> [Goal of the exercise] Where does the string "derivatives" appear in the records? Copy every line that contains it.

╭─ Data shown

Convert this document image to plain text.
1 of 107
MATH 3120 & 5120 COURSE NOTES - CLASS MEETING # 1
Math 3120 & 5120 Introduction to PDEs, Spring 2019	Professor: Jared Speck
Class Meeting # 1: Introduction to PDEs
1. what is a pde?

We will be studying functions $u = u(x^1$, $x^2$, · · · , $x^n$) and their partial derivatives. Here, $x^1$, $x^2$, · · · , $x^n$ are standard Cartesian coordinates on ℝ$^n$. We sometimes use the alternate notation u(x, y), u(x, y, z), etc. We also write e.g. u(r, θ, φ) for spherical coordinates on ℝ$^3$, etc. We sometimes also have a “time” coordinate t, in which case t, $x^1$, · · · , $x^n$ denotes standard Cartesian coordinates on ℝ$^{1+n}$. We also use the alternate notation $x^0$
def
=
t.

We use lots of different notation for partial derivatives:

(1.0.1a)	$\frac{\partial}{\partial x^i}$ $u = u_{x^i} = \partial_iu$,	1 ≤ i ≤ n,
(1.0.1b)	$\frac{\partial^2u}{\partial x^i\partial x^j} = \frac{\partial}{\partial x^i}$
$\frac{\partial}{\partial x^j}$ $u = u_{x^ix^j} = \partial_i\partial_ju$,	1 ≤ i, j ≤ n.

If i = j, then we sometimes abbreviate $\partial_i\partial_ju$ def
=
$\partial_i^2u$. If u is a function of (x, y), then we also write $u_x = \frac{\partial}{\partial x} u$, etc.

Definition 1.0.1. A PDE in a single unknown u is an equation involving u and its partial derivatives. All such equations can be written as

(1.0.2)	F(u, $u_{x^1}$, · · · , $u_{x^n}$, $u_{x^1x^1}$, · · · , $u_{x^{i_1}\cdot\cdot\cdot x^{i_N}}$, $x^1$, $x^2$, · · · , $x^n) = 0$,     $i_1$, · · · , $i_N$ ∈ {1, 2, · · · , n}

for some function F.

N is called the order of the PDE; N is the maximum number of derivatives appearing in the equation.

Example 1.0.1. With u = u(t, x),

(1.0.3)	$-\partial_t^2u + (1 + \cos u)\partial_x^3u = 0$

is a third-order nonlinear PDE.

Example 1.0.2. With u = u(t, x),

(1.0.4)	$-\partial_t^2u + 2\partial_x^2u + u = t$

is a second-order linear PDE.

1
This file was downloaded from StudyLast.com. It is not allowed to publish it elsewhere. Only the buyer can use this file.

╰─

> [Problem solution]
We will be studying functions $u = u(x^1$, $x^2$, · · · , $x^n$) and their partial derivatives. Here, $x^1$, $x^2$, · · · , $x^n$ are standard Cartesian coordinates on ℝ$^n$. We sometimes use the alternate notation u(x, y), u(x, y, z), etc. We also write e.g. u(r, θ, φ) for spherical coordinates on ℝ$^3$, etc. We sometimes also have a “time” coordinate t, in which case t, $x^1$, · · · , $x^n$ denotes standard Cartesian coordinates on ℝ$^{1+n}$. We also use the alternate notation $x^0$
We use lots of different notation for partial derivatives:
Definition 1.0.1. A PDE in a single unknown u is an equation involving u and its partial derivatives. All such equations can be written as
N is called the order of the PDE; N is the maximum number of derivatives appearing in the equation.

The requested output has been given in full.